Extracted records:
──────

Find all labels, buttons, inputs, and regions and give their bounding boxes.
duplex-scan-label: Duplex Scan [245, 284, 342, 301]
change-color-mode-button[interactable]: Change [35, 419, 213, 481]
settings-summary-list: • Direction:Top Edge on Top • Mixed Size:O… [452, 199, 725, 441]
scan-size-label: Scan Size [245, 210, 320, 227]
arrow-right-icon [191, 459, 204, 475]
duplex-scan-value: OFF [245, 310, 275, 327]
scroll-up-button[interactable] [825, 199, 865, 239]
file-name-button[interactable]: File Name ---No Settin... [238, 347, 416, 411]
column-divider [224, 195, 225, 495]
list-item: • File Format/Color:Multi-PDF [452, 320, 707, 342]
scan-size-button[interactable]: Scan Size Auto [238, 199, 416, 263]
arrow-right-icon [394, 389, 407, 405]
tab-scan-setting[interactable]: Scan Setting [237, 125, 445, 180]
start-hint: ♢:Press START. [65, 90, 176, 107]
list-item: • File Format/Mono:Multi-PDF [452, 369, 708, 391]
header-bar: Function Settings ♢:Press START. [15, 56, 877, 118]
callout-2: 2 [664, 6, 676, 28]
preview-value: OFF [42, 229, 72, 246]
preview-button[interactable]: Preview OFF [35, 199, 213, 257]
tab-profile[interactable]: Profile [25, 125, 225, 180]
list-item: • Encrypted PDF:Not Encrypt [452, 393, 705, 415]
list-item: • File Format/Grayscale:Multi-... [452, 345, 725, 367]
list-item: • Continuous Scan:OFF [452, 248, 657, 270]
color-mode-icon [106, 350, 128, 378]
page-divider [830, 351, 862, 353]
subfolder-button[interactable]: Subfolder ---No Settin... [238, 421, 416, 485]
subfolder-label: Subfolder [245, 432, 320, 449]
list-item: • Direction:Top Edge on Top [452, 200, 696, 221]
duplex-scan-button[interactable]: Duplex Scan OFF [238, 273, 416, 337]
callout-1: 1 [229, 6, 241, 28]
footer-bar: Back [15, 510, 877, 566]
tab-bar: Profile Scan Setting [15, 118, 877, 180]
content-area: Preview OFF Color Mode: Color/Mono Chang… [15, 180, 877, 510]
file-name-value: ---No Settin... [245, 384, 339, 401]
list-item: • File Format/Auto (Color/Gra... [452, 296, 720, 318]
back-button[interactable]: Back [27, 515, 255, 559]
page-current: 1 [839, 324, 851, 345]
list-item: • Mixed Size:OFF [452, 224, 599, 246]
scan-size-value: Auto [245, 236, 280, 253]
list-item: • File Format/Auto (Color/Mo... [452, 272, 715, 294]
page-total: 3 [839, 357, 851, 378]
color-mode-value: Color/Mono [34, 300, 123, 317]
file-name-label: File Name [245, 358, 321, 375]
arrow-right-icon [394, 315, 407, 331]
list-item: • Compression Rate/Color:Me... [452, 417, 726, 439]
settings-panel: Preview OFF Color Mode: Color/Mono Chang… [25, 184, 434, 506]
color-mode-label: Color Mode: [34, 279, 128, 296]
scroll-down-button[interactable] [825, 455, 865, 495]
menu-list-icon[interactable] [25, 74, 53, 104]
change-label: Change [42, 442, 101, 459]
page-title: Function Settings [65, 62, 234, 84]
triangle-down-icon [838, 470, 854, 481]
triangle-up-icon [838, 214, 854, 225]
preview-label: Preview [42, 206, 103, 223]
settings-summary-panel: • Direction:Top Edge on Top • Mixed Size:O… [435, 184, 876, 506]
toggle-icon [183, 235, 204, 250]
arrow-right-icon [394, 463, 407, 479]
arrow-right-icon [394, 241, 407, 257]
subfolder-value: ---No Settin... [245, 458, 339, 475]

──────

Reproduce these lines exactly as they appear.

Find all labels, buttons, inputs, and regions and give their bounding boxes.
duplex-scan-label: Duplex Scan [245, 284, 342, 301]
change-color-mode-button[interactable]: Change [35, 419, 213, 481]
settings-summary-list: • Direction:Top Edge on Top • Mixed Size:O… [452, 199, 725, 441]
scan-size-label: Scan Size [245, 210, 320, 227]
arrow-right-icon [191, 459, 204, 475]
duplex-scan-value: OFF [245, 310, 275, 327]
scroll-up-button[interactable] [825, 199, 865, 239]
file-name-button[interactable]: File Name ---No Settin... [238, 347, 416, 411]
column-divider [224, 195, 225, 495]
list-item: • File Format/Color:Multi-PDF [452, 320, 707, 342]
scan-size-button[interactable]: Scan Size Auto [238, 199, 416, 263]
arrow-right-icon [394, 389, 407, 405]
tab-scan-setting[interactable]: Scan Setting [237, 125, 445, 180]
start-hint: ♢:Press START. [65, 90, 176, 107]
list-item: • File Format/Mono:Multi-PDF [452, 369, 708, 391]
header-bar: Function Settings ♢:Press START. [15, 56, 877, 118]
callout-2: 2 [664, 6, 676, 28]
preview-value: OFF [42, 229, 72, 246]
preview-button[interactable]: Preview OFF [35, 199, 213, 257]
tab-profile[interactable]: Profile [25, 125, 225, 180]
list-item: • Encrypted PDF:Not Encrypt [452, 393, 705, 415]
list-item: • File Format/Grayscale:Multi-... [452, 345, 725, 367]
list-item: • Continuous Scan:OFF [452, 248, 657, 270]
color-mode-icon [106, 350, 128, 378]
page-divider [830, 351, 862, 353]
subfolder-button[interactable]: Subfolder ---No Settin... [238, 421, 416, 485]
subfolder-label: Subfolder [245, 432, 320, 449]
list-item: • Direction:Top Edge on Top [452, 200, 696, 221]
duplex-scan-button[interactable]: Duplex Scan OFF [238, 273, 416, 337]
callout-1: 1 [229, 6, 241, 28]
footer-bar: Back [15, 510, 877, 566]
tab-bar: Profile Scan Setting [15, 118, 877, 180]
content-area: Preview OFF Color Mode: Color/Mono Chang… [15, 180, 877, 510]
file-name-value: ---No Settin... [245, 384, 339, 401]
list-item: • File Format/Auto (Color/Gra... [452, 296, 720, 318]
back-button[interactable]: Back [27, 515, 255, 559]
page-current: 1 [839, 324, 851, 345]
list-item: • Mixed Size:OFF [452, 224, 599, 246]
scan-size-value: Auto [245, 236, 280, 253]
list-item: • File Format/Auto (Color/Mo... [452, 272, 715, 294]
page-total: 3 [839, 357, 851, 378]
color-mode-value: Color/Mono [34, 300, 123, 317]
file-name-label: File Name [245, 358, 321, 375]
arrow-right-icon [394, 315, 407, 331]
list-item: • Compression Rate/Color:Me... [452, 417, 726, 439]
settings-panel: Preview OFF Color Mode: Color/Mono Chang… [25, 184, 434, 506]
color-mode-label: Color Mode: [34, 279, 128, 296]
scroll-down-button[interactable] [825, 455, 865, 495]
menu-list-icon[interactable] [25, 74, 53, 104]
change-label: Change [42, 442, 101, 459]
page-title: Function Settings [65, 62, 234, 84]
triangle-down-icon [838, 470, 854, 481]
triangle-up-icon [838, 214, 854, 225]
preview-label: Preview [42, 206, 103, 223]
settings-summary-panel: • Direction:Top Edge on Top • Mixed Size:O… [435, 184, 876, 506]
toggle-icon [183, 235, 204, 250]
arrow-right-icon [394, 463, 407, 479]
arrow-right-icon [394, 241, 407, 257]
subfolder-value: ---No Settin... [245, 458, 339, 475]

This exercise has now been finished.